**WHAT TO PRODUCE:** Exactly reproduce the lines from the one holding "Convert this document image to plain text." through the final line of the listing below, with both ends included and nothing else.

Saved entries
________
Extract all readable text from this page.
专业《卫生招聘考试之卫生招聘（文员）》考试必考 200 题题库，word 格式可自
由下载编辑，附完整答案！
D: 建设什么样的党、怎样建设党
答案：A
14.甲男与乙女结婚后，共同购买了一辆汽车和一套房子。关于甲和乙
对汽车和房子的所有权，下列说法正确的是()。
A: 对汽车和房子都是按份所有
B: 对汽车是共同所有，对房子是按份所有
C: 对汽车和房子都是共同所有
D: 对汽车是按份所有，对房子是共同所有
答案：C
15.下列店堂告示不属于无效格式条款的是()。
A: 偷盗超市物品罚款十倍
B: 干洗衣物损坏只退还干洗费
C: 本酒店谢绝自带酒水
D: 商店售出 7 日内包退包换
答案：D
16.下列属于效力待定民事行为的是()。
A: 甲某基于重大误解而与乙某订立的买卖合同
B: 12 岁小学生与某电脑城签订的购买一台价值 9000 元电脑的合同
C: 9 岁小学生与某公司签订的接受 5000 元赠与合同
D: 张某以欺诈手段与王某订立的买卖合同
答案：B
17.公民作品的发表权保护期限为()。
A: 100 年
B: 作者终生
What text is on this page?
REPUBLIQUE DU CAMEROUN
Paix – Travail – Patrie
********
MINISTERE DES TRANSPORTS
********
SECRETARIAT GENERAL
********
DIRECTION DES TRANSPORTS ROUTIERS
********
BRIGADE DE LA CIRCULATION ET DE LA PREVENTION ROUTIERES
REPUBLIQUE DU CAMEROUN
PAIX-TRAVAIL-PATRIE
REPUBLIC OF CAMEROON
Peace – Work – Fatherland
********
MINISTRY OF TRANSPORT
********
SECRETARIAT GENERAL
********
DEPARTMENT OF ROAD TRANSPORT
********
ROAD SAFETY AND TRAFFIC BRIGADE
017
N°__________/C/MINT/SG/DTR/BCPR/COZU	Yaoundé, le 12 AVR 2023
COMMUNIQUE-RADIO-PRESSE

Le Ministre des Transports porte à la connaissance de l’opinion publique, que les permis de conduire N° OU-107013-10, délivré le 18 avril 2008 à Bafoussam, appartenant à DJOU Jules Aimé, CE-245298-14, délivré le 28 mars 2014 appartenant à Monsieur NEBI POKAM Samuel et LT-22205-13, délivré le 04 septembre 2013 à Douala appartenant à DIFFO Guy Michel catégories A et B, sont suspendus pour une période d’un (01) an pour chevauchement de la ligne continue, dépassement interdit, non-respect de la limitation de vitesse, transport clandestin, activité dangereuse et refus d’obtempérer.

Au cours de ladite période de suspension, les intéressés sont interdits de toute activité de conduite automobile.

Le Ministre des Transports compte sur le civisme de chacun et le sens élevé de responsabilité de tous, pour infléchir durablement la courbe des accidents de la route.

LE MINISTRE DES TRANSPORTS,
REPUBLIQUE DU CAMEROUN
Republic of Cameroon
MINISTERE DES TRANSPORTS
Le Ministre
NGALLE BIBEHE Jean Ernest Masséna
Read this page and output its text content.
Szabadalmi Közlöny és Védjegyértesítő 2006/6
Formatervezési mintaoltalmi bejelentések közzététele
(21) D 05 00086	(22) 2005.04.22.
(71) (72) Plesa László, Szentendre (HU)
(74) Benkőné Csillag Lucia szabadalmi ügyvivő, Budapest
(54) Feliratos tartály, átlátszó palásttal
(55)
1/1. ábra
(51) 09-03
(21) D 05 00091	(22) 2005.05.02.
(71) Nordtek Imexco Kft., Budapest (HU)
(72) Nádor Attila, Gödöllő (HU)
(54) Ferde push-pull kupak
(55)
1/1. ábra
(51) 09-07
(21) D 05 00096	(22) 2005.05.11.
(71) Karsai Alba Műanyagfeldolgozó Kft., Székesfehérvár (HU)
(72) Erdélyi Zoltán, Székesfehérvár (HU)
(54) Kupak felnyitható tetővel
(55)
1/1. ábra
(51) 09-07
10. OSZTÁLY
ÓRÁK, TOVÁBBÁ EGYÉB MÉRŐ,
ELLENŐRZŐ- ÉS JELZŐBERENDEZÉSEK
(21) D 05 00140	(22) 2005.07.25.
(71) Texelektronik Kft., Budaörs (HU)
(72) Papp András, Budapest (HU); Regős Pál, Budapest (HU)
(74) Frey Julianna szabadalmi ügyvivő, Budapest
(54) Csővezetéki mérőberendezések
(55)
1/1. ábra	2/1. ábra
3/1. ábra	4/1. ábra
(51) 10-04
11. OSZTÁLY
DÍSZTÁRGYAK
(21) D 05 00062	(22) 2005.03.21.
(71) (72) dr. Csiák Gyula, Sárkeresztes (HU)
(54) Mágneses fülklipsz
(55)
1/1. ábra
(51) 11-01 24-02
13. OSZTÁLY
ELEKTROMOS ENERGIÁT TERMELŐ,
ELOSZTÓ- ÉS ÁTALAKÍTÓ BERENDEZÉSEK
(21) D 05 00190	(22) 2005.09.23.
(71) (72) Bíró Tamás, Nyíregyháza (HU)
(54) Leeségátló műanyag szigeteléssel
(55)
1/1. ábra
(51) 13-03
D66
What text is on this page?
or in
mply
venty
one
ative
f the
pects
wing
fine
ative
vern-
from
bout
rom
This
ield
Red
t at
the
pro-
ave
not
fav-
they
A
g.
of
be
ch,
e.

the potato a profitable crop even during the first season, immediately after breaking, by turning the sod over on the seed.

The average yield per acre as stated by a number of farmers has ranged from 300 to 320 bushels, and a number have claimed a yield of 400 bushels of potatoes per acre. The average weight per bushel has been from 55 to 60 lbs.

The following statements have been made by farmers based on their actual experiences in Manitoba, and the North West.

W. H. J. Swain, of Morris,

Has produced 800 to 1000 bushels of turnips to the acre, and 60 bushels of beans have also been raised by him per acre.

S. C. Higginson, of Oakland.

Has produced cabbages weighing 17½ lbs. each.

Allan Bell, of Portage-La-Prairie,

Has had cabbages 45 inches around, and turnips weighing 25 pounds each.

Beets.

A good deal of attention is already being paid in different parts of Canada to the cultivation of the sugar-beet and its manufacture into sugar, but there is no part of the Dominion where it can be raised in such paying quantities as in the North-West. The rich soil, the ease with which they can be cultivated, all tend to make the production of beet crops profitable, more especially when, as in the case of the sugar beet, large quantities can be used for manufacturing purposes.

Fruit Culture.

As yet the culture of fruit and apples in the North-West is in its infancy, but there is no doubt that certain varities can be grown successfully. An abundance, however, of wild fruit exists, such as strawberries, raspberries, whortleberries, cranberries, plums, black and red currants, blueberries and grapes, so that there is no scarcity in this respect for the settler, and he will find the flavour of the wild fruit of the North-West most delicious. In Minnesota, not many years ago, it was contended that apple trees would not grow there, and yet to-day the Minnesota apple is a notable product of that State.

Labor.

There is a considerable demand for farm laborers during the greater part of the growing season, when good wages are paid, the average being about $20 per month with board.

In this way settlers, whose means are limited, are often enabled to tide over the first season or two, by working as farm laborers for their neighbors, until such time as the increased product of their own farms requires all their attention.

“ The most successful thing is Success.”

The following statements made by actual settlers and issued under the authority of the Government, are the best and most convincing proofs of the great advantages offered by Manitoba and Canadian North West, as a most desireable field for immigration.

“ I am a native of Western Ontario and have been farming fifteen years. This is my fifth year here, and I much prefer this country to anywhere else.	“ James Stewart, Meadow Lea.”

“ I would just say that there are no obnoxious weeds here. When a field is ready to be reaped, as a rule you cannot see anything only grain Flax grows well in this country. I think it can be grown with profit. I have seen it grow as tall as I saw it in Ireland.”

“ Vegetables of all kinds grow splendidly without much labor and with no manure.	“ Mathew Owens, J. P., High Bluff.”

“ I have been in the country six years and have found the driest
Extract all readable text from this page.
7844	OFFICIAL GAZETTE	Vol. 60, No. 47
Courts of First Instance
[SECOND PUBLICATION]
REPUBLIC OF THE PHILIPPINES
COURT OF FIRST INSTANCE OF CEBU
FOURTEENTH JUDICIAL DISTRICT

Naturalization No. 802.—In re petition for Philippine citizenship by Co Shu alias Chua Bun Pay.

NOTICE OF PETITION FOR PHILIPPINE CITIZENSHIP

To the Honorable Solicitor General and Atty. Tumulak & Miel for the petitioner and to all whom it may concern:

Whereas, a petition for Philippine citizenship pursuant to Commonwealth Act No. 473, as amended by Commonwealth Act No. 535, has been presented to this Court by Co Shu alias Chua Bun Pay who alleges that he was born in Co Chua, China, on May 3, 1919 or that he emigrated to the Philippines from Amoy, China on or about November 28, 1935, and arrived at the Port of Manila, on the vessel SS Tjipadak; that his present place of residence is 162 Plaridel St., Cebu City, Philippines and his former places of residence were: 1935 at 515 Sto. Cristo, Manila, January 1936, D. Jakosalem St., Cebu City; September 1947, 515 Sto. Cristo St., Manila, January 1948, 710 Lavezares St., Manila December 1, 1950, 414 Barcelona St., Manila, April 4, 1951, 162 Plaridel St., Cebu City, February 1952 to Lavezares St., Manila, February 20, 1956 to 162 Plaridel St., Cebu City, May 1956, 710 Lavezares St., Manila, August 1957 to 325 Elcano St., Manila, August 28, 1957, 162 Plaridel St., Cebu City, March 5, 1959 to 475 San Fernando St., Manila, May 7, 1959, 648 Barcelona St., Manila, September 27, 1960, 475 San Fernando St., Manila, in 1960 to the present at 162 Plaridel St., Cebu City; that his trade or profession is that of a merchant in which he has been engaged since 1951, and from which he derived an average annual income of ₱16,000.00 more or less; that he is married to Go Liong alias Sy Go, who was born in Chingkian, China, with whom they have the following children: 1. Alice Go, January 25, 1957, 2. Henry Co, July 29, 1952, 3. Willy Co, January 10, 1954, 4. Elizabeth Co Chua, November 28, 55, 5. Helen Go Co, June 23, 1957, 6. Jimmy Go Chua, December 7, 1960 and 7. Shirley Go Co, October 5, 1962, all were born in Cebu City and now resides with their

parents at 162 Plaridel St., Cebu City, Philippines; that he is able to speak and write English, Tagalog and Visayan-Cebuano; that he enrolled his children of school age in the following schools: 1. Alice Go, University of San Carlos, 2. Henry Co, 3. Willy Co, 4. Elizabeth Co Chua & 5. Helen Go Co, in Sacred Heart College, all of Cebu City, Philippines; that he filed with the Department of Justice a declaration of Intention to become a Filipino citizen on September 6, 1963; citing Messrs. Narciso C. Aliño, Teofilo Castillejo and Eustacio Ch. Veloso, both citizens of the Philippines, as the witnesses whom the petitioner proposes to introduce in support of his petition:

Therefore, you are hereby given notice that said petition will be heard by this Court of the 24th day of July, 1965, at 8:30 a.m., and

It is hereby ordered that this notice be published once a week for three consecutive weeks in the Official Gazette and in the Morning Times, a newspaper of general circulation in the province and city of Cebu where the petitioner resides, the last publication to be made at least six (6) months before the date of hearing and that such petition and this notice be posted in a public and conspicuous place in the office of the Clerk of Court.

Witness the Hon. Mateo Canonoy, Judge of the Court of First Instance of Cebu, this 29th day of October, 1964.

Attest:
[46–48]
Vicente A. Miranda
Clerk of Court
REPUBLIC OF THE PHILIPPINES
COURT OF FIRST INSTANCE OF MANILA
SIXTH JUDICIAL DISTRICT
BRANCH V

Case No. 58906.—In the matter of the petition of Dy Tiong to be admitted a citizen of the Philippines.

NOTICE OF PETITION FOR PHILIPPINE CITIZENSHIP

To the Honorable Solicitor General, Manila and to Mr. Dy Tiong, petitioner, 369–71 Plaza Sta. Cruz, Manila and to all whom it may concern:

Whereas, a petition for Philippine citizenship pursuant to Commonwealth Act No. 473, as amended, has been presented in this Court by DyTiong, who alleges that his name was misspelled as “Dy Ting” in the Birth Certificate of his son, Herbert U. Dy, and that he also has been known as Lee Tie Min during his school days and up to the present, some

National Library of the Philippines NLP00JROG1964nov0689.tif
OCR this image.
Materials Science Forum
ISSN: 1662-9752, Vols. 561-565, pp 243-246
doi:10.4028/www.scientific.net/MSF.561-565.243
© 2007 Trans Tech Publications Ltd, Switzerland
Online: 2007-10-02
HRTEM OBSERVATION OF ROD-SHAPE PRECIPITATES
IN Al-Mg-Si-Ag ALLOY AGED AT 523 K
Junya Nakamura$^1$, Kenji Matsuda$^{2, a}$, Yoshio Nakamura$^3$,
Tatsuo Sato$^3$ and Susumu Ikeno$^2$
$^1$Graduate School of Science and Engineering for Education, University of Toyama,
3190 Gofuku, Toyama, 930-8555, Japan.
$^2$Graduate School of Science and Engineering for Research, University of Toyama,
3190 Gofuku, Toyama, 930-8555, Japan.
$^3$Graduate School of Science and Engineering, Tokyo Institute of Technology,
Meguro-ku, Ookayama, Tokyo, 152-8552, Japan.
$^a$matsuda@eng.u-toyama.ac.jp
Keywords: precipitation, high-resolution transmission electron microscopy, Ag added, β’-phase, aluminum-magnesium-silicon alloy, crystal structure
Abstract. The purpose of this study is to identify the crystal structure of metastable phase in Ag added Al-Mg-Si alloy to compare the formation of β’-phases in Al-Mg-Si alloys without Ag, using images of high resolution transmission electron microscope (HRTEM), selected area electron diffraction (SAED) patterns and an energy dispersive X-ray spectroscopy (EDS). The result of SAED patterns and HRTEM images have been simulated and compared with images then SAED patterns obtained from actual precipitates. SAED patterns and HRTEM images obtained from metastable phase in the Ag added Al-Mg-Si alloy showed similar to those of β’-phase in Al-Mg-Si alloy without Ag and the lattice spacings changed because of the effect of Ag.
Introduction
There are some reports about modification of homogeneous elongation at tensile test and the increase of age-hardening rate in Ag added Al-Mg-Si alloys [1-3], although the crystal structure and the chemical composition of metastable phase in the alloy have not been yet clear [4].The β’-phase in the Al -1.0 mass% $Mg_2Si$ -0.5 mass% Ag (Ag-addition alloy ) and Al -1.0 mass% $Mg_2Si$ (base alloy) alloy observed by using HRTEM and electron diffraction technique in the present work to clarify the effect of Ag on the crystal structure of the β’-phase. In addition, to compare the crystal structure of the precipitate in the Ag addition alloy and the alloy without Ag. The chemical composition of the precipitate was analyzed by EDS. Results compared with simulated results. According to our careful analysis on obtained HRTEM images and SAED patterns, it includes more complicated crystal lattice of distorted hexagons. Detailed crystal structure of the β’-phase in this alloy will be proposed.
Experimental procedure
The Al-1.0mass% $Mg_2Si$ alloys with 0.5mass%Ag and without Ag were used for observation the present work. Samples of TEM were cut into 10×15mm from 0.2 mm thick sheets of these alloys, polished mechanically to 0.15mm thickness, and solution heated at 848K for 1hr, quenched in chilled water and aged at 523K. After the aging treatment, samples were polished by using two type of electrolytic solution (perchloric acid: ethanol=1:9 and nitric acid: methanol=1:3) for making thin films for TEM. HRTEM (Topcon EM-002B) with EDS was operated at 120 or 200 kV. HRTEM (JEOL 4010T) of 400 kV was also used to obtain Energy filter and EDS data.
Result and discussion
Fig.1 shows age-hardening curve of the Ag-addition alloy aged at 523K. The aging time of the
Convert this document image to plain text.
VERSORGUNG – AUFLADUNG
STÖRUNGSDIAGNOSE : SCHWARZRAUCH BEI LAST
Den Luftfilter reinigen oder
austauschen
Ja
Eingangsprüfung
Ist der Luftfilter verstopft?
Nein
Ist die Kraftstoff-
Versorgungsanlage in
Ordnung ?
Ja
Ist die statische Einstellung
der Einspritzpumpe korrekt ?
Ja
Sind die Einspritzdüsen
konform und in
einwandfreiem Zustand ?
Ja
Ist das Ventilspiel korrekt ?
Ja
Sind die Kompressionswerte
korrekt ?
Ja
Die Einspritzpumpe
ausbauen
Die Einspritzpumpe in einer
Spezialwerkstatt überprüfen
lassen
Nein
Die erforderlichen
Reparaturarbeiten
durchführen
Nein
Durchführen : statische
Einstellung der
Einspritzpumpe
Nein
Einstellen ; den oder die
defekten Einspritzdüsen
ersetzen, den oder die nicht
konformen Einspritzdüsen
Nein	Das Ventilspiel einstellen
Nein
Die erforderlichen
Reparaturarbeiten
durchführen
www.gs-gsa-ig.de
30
________
**RESULT OF THE TASK:**
Convert this document image to plain text.
VERSORGUNG – AUFLADUNG
STÖRUNGSDIAGNOSE : SCHWARZRAUCH BEI LAST
Den Luftfilter reinigen oder
austauschen
Ja
Eingangsprüfung
Ist der Luftfilter verstopft?
Nein
Ist die Kraftstoff-
Versorgungsanlage in
Ordnung ?
Ja
Ist die statische Einstellung
der Einspritzpumpe korrekt ?
Ja
Sind die Einspritzdüsen
konform und in
einwandfreiem Zustand ?
Ja
Ist das Ventilspiel korrekt ?
Ja
Sind die Kompressionswerte
korrekt ?
Ja
Die Einspritzpumpe
ausbauen
Die Einspritzpumpe in einer
Spezialwerkstatt überprüfen
lassen
Nein
Die erforderlichen
Reparaturarbeiten
durchführen
Nein
Durchführen : statische
Einstellung der
Einspritzpumpe
Nein
Einstellen ; den oder die
defekten Einspritzdüsen
ersetzen, den oder die nicht
konformen Einspritzdüsen
Nein	Das Ventilspiel einstellen
Nein
Die erforderlichen
Reparaturarbeiten
durchführen
www.gs-gsa-ig.de
30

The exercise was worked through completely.